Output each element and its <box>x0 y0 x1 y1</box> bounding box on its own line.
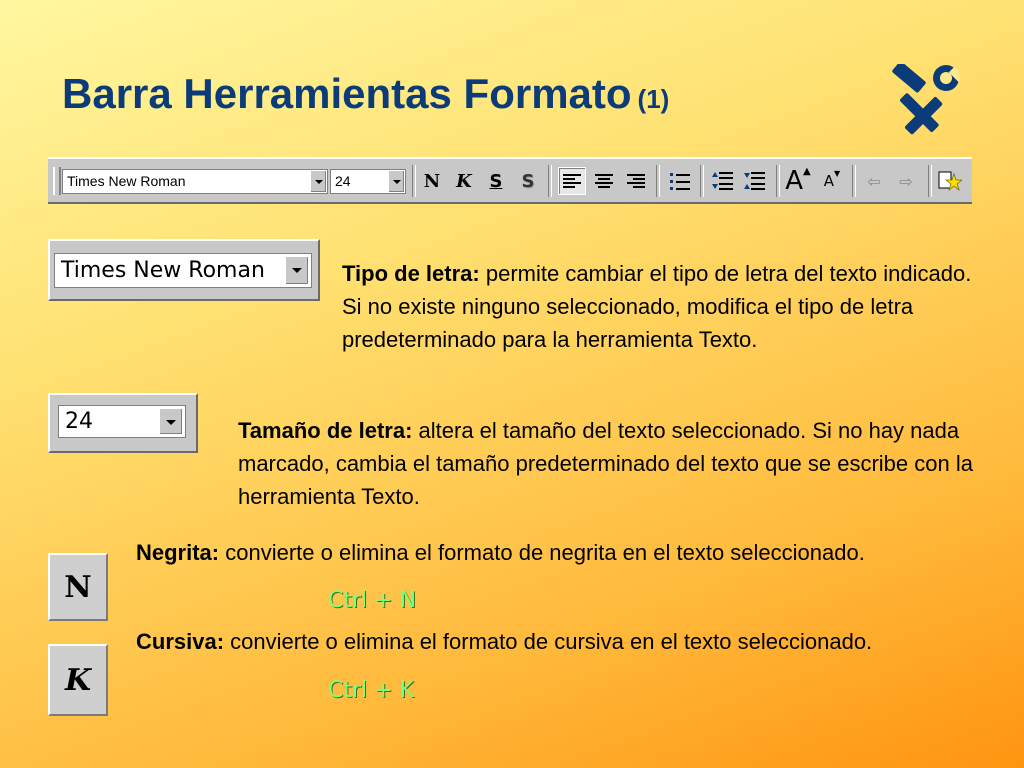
formatting-toolbar: Times New Roman 24 N K S S A ▲ A ▼ ⇦ ⇨ <box>48 157 972 204</box>
increase-spacing-button[interactable] <box>708 167 736 195</box>
font-type-widget: Times New Roman <box>48 239 320 301</box>
font-type-label: Tipo de letra: <box>342 261 480 286</box>
toolbar-size-combo[interactable]: 24 <box>330 169 406 194</box>
toolbar-separator <box>700 165 704 197</box>
bullets-icon <box>670 173 690 190</box>
chevron-down-icon[interactable] <box>310 171 326 192</box>
decrease-spacing-icon <box>744 172 765 190</box>
font-size-description: Tamaño de letra: altera el tamaño del te… <box>238 414 978 513</box>
toolbar-separator <box>548 165 552 197</box>
align-center-button[interactable] <box>590 167 618 195</box>
decrease-spacing-button[interactable] <box>740 167 768 195</box>
increase-font-glyph: A <box>785 166 804 196</box>
bold-shortcut: Ctrl + N <box>328 588 417 613</box>
arrow-down-icon: ▼ <box>834 168 841 178</box>
bold-glyph: N <box>64 569 92 605</box>
font-type-combo[interactable]: Times New Roman <box>54 253 312 288</box>
bold-description: Negrita: convierte o elimina el formato … <box>136 536 936 569</box>
arrow-right-icon: ⇨ <box>899 171 913 191</box>
demote-button[interactable]: ⇨ <box>892 167 920 195</box>
toolbar-size-value: 24 <box>335 173 351 189</box>
italic-glyph: K <box>64 662 92 698</box>
decrease-font-button[interactable]: A ▼ <box>818 167 846 195</box>
bold-button[interactable]: N <box>418 167 446 195</box>
align-right-button[interactable] <box>622 167 650 195</box>
toolbar-font-combo[interactable]: Times New Roman <box>62 169 328 194</box>
font-size-widget: 24 <box>48 393 198 453</box>
arrow-left-icon: ⇦ <box>867 171 881 191</box>
slide-title-suffix: (1) <box>637 84 670 114</box>
bold-button-large[interactable]: N <box>48 553 108 621</box>
align-right-icon <box>627 174 645 188</box>
chevron-down-icon[interactable] <box>285 256 309 285</box>
italic-button[interactable]: K <box>450 167 478 195</box>
align-center-icon <box>595 174 613 188</box>
font-size-label: Tamaño de letra: <box>238 418 413 443</box>
align-left-icon <box>563 174 581 188</box>
chevron-down-icon[interactable] <box>388 171 404 192</box>
shadow-button[interactable]: S <box>514 167 542 195</box>
arrow-up-icon: ▲ <box>803 165 811 177</box>
tools-icon <box>892 64 960 135</box>
italic-description: Cursiva: convierte o elimina el formato … <box>136 625 936 658</box>
align-left-button[interactable] <box>558 167 586 195</box>
star-icon <box>938 171 962 192</box>
toolbar-separator <box>776 165 780 197</box>
toolbar-separator <box>412 165 416 197</box>
font-size-combo[interactable]: 24 <box>58 405 186 438</box>
italic-button-large[interactable]: K <box>48 644 108 716</box>
toolbar-separator <box>656 165 660 197</box>
toolbar-separator <box>928 165 932 197</box>
bold-label: Negrita: <box>136 540 220 565</box>
italic-label: Cursiva: <box>136 629 225 654</box>
increase-spacing-icon <box>712 172 733 190</box>
underline-button[interactable]: S <box>482 167 510 195</box>
promote-button[interactable]: ⇦ <box>860 167 888 195</box>
slide-title-text: Barra Herramientas Formato <box>62 70 632 117</box>
toolbar-separator <box>852 165 856 197</box>
toolbar-grip[interactable] <box>53 167 61 195</box>
italic-shortcut: Ctrl + K <box>328 678 414 703</box>
chevron-down-icon[interactable] <box>159 408 183 435</box>
animation-effects-button[interactable] <box>936 167 964 195</box>
toolbar-font-value: Times New Roman <box>67 173 186 189</box>
bullets-button[interactable] <box>666 167 694 195</box>
italic-text: convierte o elimina el formato de cursiv… <box>224 629 873 654</box>
bold-text: convierte o elimina el formato de negrit… <box>219 540 865 565</box>
decrease-font-glyph: A <box>823 172 835 190</box>
font-type-combo-value: Times New Roman <box>61 258 265 283</box>
increase-font-button[interactable]: A ▲ <box>784 165 812 197</box>
font-size-combo-value: 24 <box>65 409 93 434</box>
font-type-description: Tipo de letra: permite cambiar el tipo d… <box>342 257 982 356</box>
slide-title: Barra Herramientas Formato (1) <box>62 70 669 118</box>
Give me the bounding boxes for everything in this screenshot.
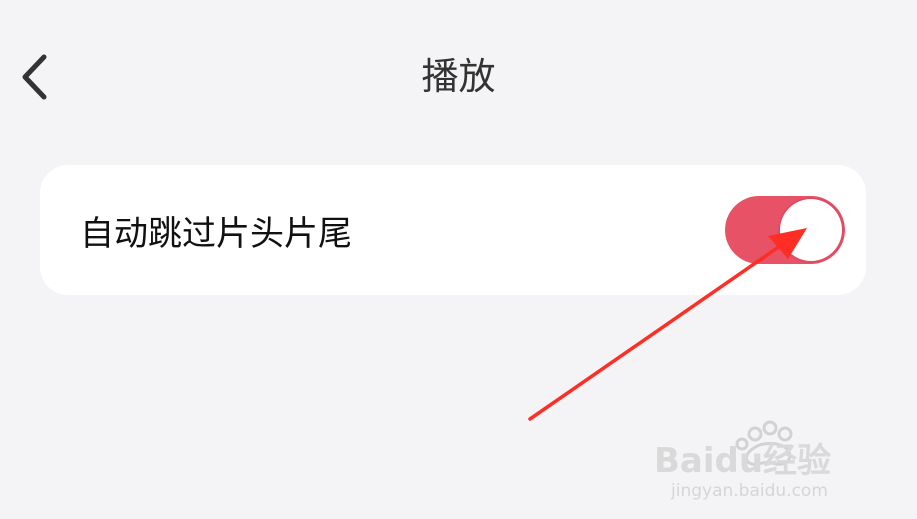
baidu-jingyan-watermark: Baidu经验 jingyan.baidu.com	[654, 420, 831, 501]
setting-card: 自动跳过片头片尾	[40, 165, 866, 295]
page-title: 播放	[421, 55, 496, 98]
auto-skip-toggle[interactable]	[725, 196, 845, 264]
watermark-url: jingyan.baidu.com	[670, 481, 828, 501]
auto-skip-intro-outro-label: 自动跳过片头片尾	[80, 213, 352, 254]
toggle-knob	[780, 199, 842, 261]
watermark-brand: Baidu经验	[654, 441, 831, 481]
header: 播放	[0, 0, 917, 140]
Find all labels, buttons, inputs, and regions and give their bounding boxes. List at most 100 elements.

• • • • •

## What is being asked
Transcribe the records from the line containing "420, 831, 501]" through the end of the records, reproducing each line exactly.

## Result of the exercise
baidu-jingyan-watermark: Baidu经验 jingyan.baidu.com	[654, 420, 831, 501]
setting-card: 自动跳过片头片尾	[40, 165, 866, 295]
page-title: 播放	[421, 55, 496, 98]
auto-skip-toggle[interactable]	[725, 196, 845, 264]
watermark-url: jingyan.baidu.com	[670, 481, 828, 501]
auto-skip-intro-outro-label: 自动跳过片头片尾	[80, 213, 352, 254]
toggle-knob	[780, 199, 842, 261]
watermark-brand: Baidu经验	[654, 441, 831, 481]
header: 播放	[0, 0, 917, 140]
Find all labels, buttons, inputs, and regions and give their bounding boxes. List at most 100 elements.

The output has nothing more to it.